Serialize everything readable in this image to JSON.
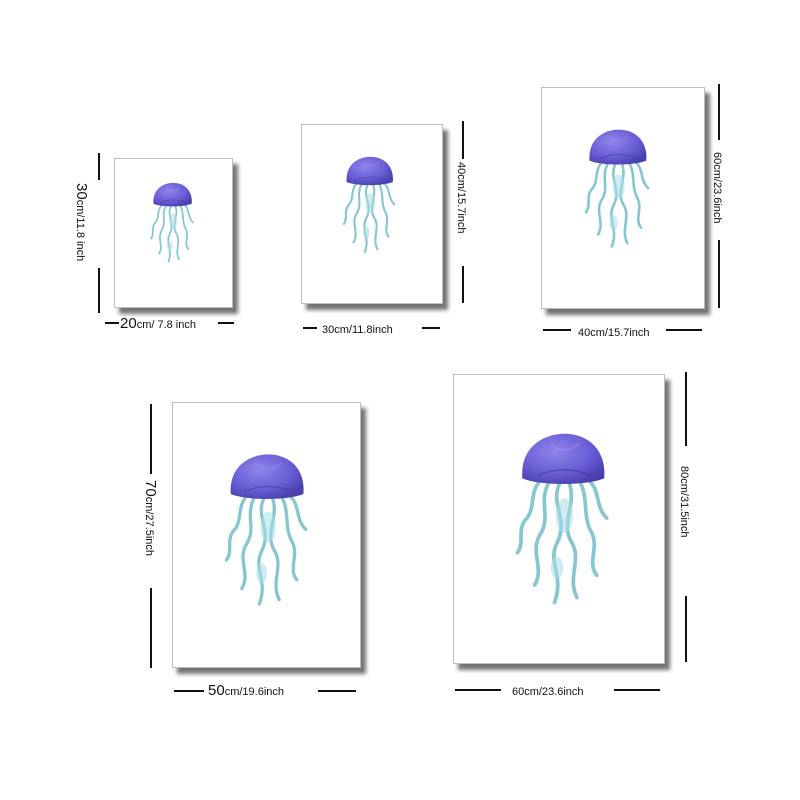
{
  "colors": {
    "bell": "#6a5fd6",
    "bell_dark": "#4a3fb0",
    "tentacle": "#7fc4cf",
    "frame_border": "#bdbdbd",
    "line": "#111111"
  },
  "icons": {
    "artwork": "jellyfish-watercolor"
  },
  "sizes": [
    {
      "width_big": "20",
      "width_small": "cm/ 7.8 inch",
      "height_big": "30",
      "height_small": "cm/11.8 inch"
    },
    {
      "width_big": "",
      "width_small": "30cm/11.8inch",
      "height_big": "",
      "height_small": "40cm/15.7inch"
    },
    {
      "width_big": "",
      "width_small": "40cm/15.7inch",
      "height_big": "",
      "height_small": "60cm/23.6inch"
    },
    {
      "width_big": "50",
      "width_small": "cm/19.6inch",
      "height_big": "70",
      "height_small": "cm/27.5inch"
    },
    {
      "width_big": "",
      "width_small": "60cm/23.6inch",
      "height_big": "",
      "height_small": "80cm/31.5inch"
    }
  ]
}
---
### WHAT YOU WILL DO:
Every record must be copied exactly, with images dropped from the result.

### FULL SOLUTION:
Serialize everything readable in this image to JSON.
{
  "colors": {
    "bell": "#6a5fd6",
    "bell_dark": "#4a3fb0",
    "tentacle": "#7fc4cf",
    "frame_border": "#bdbdbd",
    "line": "#111111"
  },
  "icons": {
    "artwork": "jellyfish-watercolor"
  },
  "sizes": [
    {
      "width_big": "20",
      "width_small": "cm/ 7.8 inch",
      "height_big": "30",
      "height_small": "cm/11.8 inch"
    },
    {
      "width_big": "",
      "width_small": "30cm/11.8inch",
      "height_big": "",
      "height_small": "40cm/15.7inch"
    },
    {
      "width_big": "",
      "width_small": "40cm/15.7inch",
      "height_big": "",
      "height_small": "60cm/23.6inch"
    },
    {
      "width_big": "50",
      "width_small": "cm/19.6inch",
      "height_big": "70",
      "height_small": "cm/27.5inch"
    },
    {
      "width_big": "",
      "width_small": "60cm/23.6inch",
      "height_big": "",
      "height_small": "80cm/31.5inch"
    }
  ]
}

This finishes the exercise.